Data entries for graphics
····················
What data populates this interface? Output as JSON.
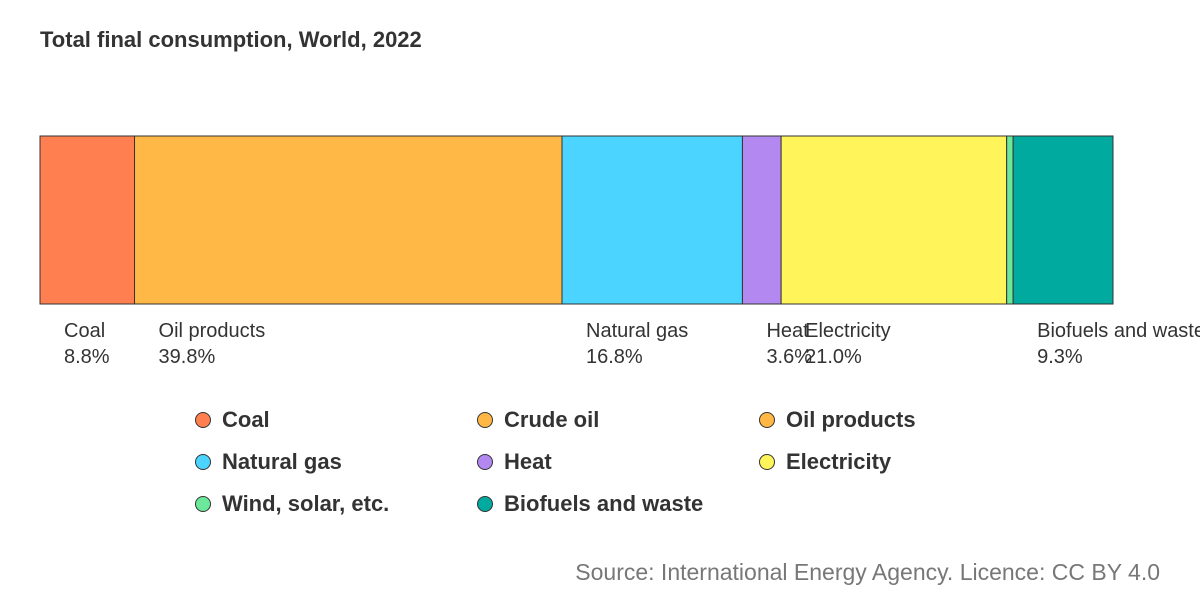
{
  "chart_data": {
    "type": "bar",
    "orientation": "horizontal-stacked-100",
    "title": "Total final consumption, World, 2022",
    "segments": [
      {
        "name": "Coal",
        "value": 8.8,
        "value_label": "8.8%",
        "color": "#ff7f50",
        "show_label": true
      },
      {
        "name": "Oil products",
        "value": 39.8,
        "value_label": "39.8%",
        "color": "#ffb745",
        "show_label": true
      },
      {
        "name": "Natural gas",
        "value": 16.8,
        "value_label": "16.8%",
        "color": "#4ad4ff",
        "show_label": true
      },
      {
        "name": "Heat",
        "value": 3.6,
        "value_label": "3.6%",
        "color": "#b388f0",
        "show_label": true
      },
      {
        "name": "Electricity",
        "value": 21.0,
        "value_label": "21.0%",
        "color": "#fff55a",
        "show_label": true
      },
      {
        "name": "Wind, solar, etc.",
        "value": 0.6,
        "value_label": "",
        "color": "#6be89a",
        "show_label": false
      },
      {
        "name": "Biofuels and waste",
        "value": 9.3,
        "value_label": "9.3%",
        "color": "#00aa9e",
        "show_label": true
      }
    ],
    "legend": {
      "placement": "bottom",
      "items": [
        {
          "name": "Coal",
          "color": "#ff7f50"
        },
        {
          "name": "Crude oil",
          "color": "#ffb745"
        },
        {
          "name": "Oil products",
          "color": "#ffb745"
        },
        {
          "name": "Natural gas",
          "color": "#4ad4ff"
        },
        {
          "name": "Heat",
          "color": "#b388f0"
        },
        {
          "name": "Electricity",
          "color": "#fff55a"
        },
        {
          "name": "Wind, solar, etc.",
          "color": "#6be89a"
        },
        {
          "name": "Biofuels and waste",
          "color": "#00aa9e"
        }
      ]
    },
    "grid": false
  },
  "source": "Source: International Energy Agency. Licence: CC BY 4.0"
}
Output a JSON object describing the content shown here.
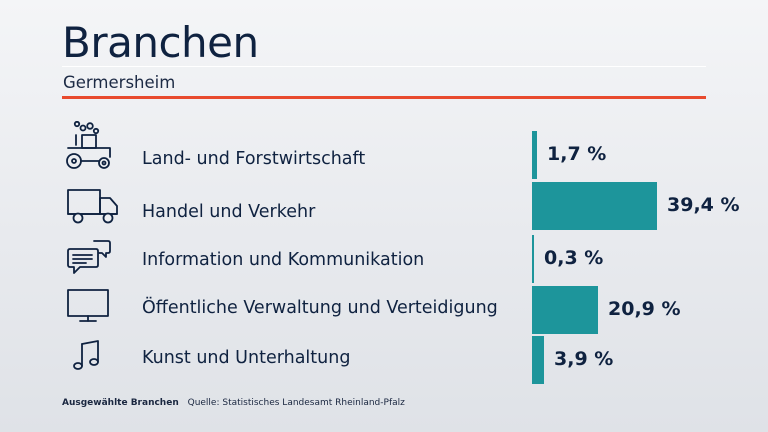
{
  "header": {
    "title": "Branchen",
    "subtitle": "Germersheim"
  },
  "colors": {
    "bar": "#1d959b",
    "accent_rule": "#e84a2e",
    "text": "#0f2240"
  },
  "chart_data": {
    "type": "bar",
    "orientation": "horizontal",
    "title": "Branchen",
    "subtitle": "Germersheim",
    "categories": [
      "Land- und Forstwirtschaft",
      "Handel und Verkehr",
      "Information und Kommunikation",
      "Öffentliche Verwaltung und Verteidigung",
      "Kunst und Unterhaltung"
    ],
    "values": [
      1.7,
      39.4,
      0.3,
      20.9,
      3.9
    ],
    "value_labels": [
      "1,7 %",
      "39,4 %",
      "0,3 %",
      "20,9 %",
      "3,9 %"
    ],
    "unit": "%",
    "icons": [
      "tractor-icon",
      "truck-icon",
      "speech-bubbles-icon",
      "monitor-icon",
      "music-note-icon"
    ],
    "xlim": [
      0,
      39.4
    ],
    "grid": false,
    "legend": "none"
  },
  "footer": {
    "label": "Ausgewählte Branchen",
    "source": "Quelle: Statistisches Landesamt Rheinland-Pfalz"
  }
}
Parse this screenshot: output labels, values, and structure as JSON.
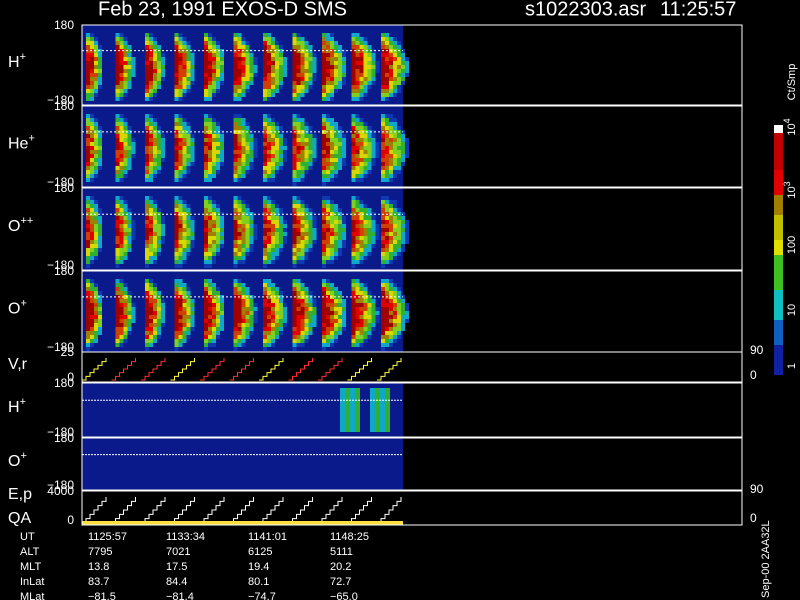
····················
▶ _The exercise_: Your task is an exact transcription of all the data, minus the pictures.

▶ _Final result_:
What data populates this interface? Output as JSON.
{
  "chart_data": {
    "type": "bar",
    "orientation": "horizontal-stacked-100",
    "title": "Total final consumption, World, 2022",
    "segments": [
      {
        "name": "Coal",
        "value": 8.8,
        "value_label": "8.8%",
        "color": "#ff7f50",
        "show_label": true
      },
      {
        "name": "Oil products",
        "value": 39.8,
        "value_label": "39.8%",
        "color": "#ffb745",
        "show_label": true
      },
      {
        "name": "Natural gas",
        "value": 16.8,
        "value_label": "16.8%",
        "color": "#4ad4ff",
        "show_label": true
      },
      {
        "name": "Heat",
        "value": 3.6,
        "value_label": "3.6%",
        "color": "#b388f0",
        "show_label": true
      },
      {
        "name": "Electricity",
        "value": 21.0,
        "value_label": "21.0%",
        "color": "#fff55a",
        "show_label": true
      },
      {
        "name": "Wind, solar, etc.",
        "value": 0.6,
        "value_label": "",
        "color": "#6be89a",
        "show_label": false
      },
      {
        "name": "Biofuels and waste",
        "value": 9.3,
        "value_label": "9.3%",
        "color": "#00aa9e",
        "show_label": true
      }
    ],
    "legend": {
      "placement": "bottom",
      "items": [
        {
          "name": "Coal",
          "color": "#ff7f50"
        },
        {
          "name": "Crude oil",
          "color": "#ffb745"
        },
        {
          "name": "Oil products",
          "color": "#ffb745"
        },
        {
          "name": "Natural gas",
          "color": "#4ad4ff"
        },
        {
          "name": "Heat",
          "color": "#b388f0"
        },
        {
          "name": "Electricity",
          "color": "#fff55a"
        },
        {
          "name": "Wind, solar, etc.",
          "color": "#6be89a"
        },
        {
          "name": "Biofuels and waste",
          "color": "#00aa9e"
        }
      ]
    },
    "grid": false
  },
  "source": "Source: International Energy Agency. Licence: CC BY 4.0"
}
Output a JSON object describing the content shown here.
{
  "header": {
    "title": "Branchen",
    "subtitle": "Germersheim"
  },
  "colors": {
    "bar": "#1d959b",
    "accent_rule": "#e84a2e",
    "text": "#0f2240"
  },
  "chart_data": {
    "type": "bar",
    "orientation": "horizontal",
    "title": "Branchen",
    "subtitle": "Germersheim",
    "categories": [
      "Land- und Forstwirtschaft",
      "Handel und Verkehr",
      "Information und Kommunikation",
      "Öffentliche Verwaltung und Verteidigung",
      "Kunst und Unterhaltung"
    ],
    "values": [
      1.7,
      39.4,
      0.3,
      20.9,
      3.9
    ],
    "value_labels": [
      "1,7 %",
      "39,4 %",
      "0,3 %",
      "20,9 %",
      "3,9 %"
    ],
    "unit": "%",
    "icons": [
      "tractor-icon",
      "truck-icon",
      "speech-bubbles-icon",
      "monitor-icon",
      "music-note-icon"
    ],
    "xlim": [
      0,
      39.4
    ],
    "grid": false,
    "legend": "none"
  },
  "footer": {
    "label": "Ausgewählte Branchen",
    "source": "Quelle: Statistisches Landesamt Rheinland-Pfalz"
  }
}
Parse this screenshot: output labels, values, and structure as JSON.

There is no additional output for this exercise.